Copy out the records in full, word for word, without pictures.

## BEGIN Records supplied

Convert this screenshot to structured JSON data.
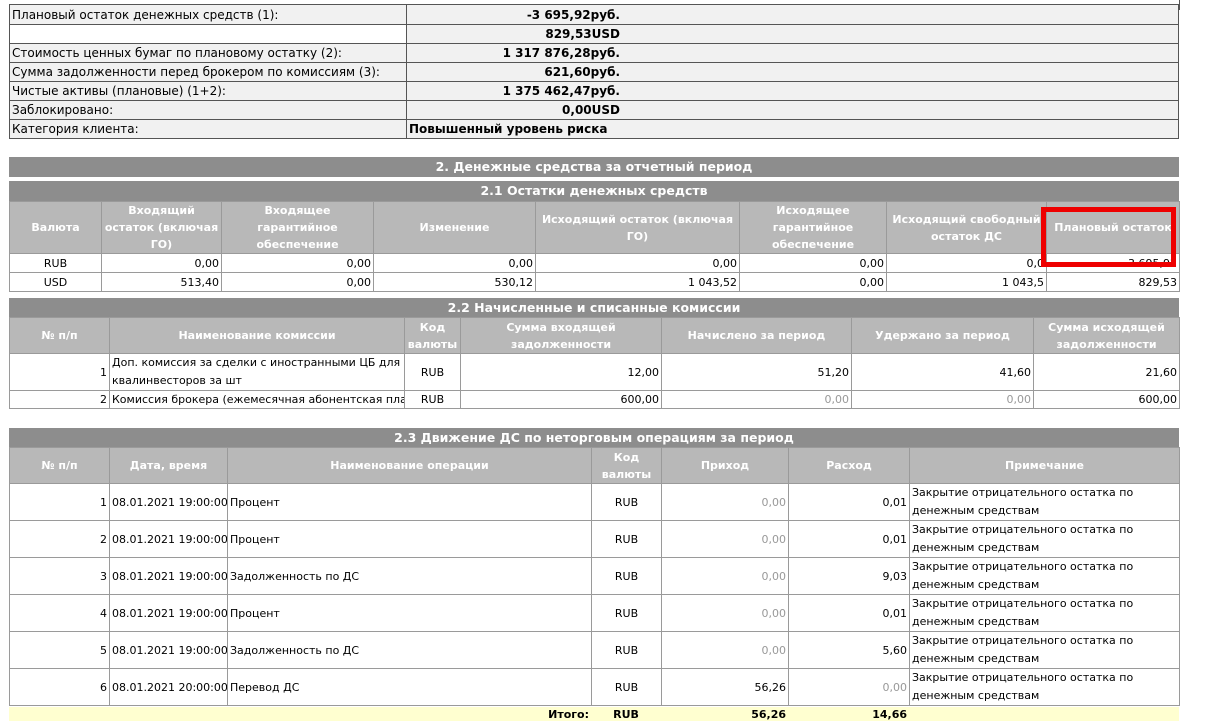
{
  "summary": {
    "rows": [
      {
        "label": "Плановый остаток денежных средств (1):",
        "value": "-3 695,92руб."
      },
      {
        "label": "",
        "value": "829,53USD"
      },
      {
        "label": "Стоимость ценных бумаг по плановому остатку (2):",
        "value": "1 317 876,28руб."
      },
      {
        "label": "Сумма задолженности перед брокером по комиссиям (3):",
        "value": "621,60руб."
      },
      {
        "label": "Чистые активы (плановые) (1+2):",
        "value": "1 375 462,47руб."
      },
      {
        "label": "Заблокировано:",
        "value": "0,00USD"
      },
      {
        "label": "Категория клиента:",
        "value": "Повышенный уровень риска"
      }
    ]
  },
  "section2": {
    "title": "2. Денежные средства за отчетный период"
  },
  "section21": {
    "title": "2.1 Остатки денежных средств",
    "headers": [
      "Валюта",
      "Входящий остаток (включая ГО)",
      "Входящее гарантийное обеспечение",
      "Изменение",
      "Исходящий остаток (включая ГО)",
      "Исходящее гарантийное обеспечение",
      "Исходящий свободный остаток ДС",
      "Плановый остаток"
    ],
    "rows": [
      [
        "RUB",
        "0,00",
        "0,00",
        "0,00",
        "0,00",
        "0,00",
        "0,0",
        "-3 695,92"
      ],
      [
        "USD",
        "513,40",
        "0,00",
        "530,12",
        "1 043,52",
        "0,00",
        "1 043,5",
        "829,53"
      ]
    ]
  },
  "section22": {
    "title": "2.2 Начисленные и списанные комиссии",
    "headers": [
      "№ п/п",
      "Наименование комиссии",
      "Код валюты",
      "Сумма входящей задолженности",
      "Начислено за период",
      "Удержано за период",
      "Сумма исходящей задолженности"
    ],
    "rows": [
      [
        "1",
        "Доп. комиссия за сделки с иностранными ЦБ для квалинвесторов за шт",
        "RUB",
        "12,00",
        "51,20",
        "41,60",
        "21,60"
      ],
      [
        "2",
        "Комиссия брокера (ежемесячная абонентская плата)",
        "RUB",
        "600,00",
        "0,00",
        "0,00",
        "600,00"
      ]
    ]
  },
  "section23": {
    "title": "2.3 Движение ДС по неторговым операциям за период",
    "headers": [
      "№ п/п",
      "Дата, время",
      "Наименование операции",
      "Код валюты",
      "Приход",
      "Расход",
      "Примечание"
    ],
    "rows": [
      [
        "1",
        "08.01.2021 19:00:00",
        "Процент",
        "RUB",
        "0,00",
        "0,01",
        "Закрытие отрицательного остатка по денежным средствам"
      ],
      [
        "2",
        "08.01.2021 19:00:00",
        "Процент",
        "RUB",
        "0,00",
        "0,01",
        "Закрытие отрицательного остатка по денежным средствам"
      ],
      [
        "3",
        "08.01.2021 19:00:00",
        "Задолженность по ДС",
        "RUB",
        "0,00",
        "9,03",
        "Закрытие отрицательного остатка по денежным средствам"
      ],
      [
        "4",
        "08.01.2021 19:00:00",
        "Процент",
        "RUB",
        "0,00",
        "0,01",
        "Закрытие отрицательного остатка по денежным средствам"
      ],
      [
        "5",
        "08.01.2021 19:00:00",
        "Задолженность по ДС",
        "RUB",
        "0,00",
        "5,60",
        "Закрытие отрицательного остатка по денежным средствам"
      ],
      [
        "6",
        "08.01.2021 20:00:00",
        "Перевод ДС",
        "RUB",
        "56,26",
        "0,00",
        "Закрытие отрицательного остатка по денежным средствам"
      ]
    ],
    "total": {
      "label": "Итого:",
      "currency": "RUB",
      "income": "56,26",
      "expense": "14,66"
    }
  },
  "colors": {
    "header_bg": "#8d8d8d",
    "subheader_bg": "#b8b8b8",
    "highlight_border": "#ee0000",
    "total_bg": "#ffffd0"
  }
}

## END Records supplied

**The output:**
Convert this screenshot to structured JSON data.
{
  "summary": {
    "rows": [
      {
        "label": "Плановый остаток денежных средств (1):",
        "value": "-3 695,92руб."
      },
      {
        "label": "",
        "value": "829,53USD"
      },
      {
        "label": "Стоимость ценных бумаг по плановому остатку (2):",
        "value": "1 317 876,28руб."
      },
      {
        "label": "Сумма задолженности перед брокером по комиссиям (3):",
        "value": "621,60руб."
      },
      {
        "label": "Чистые активы (плановые) (1+2):",
        "value": "1 375 462,47руб."
      },
      {
        "label": "Заблокировано:",
        "value": "0,00USD"
      },
      {
        "label": "Категория клиента:",
        "value": "Повышенный уровень риска"
      }
    ]
  },
  "section2": {
    "title": "2. Денежные средства за отчетный период"
  },
  "section21": {
    "title": "2.1 Остатки денежных средств",
    "headers": [
      "Валюта",
      "Входящий остаток (включая ГО)",
      "Входящее гарантийное обеспечение",
      "Изменение",
      "Исходящий остаток (включая ГО)",
      "Исходящее гарантийное обеспечение",
      "Исходящий свободный остаток ДС",
      "Плановый остаток"
    ],
    "rows": [
      [
        "RUB",
        "0,00",
        "0,00",
        "0,00",
        "0,00",
        "0,00",
        "0,0",
        "-3 695,92"
      ],
      [
        "USD",
        "513,40",
        "0,00",
        "530,12",
        "1 043,52",
        "0,00",
        "1 043,5",
        "829,53"
      ]
    ]
  },
  "section22": {
    "title": "2.2 Начисленные и списанные комиссии",
    "headers": [
      "№ п/п",
      "Наименование комиссии",
      "Код валюты",
      "Сумма входящей задолженности",
      "Начислено за период",
      "Удержано за период",
      "Сумма исходящей задолженности"
    ],
    "rows": [
      [
        "1",
        "Доп. комиссия за сделки с иностранными ЦБ для квалинвесторов за шт",
        "RUB",
        "12,00",
        "51,20",
        "41,60",
        "21,60"
      ],
      [
        "2",
        "Комиссия брокера (ежемесячная абонентская плата)",
        "RUB",
        "600,00",
        "0,00",
        "0,00",
        "600,00"
      ]
    ]
  },
  "section23": {
    "title": "2.3 Движение ДС по неторговым операциям за период",
    "headers": [
      "№ п/п",
      "Дата, время",
      "Наименование операции",
      "Код валюты",
      "Приход",
      "Расход",
      "Примечание"
    ],
    "rows": [
      [
        "1",
        "08.01.2021 19:00:00",
        "Процент",
        "RUB",
        "0,00",
        "0,01",
        "Закрытие отрицательного остатка по денежным средствам"
      ],
      [
        "2",
        "08.01.2021 19:00:00",
        "Процент",
        "RUB",
        "0,00",
        "0,01",
        "Закрытие отрицательного остатка по денежным средствам"
      ],
      [
        "3",
        "08.01.2021 19:00:00",
        "Задолженность по ДС",
        "RUB",
        "0,00",
        "9,03",
        "Закрытие отрицательного остатка по денежным средствам"
      ],
      [
        "4",
        "08.01.2021 19:00:00",
        "Процент",
        "RUB",
        "0,00",
        "0,01",
        "Закрытие отрицательного остатка по денежным средствам"
      ],
      [
        "5",
        "08.01.2021 19:00:00",
        "Задолженность по ДС",
        "RUB",
        "0,00",
        "5,60",
        "Закрытие отрицательного остатка по денежным средствам"
      ],
      [
        "6",
        "08.01.2021 20:00:00",
        "Перевод ДС",
        "RUB",
        "56,26",
        "0,00",
        "Закрытие отрицательного остатка по денежным средствам"
      ]
    ],
    "total": {
      "label": "Итого:",
      "currency": "RUB",
      "income": "56,26",
      "expense": "14,66"
    }
  },
  "colors": {
    "header_bg": "#8d8d8d",
    "subheader_bg": "#b8b8b8",
    "highlight_border": "#ee0000",
    "total_bg": "#ffffd0"
  }
}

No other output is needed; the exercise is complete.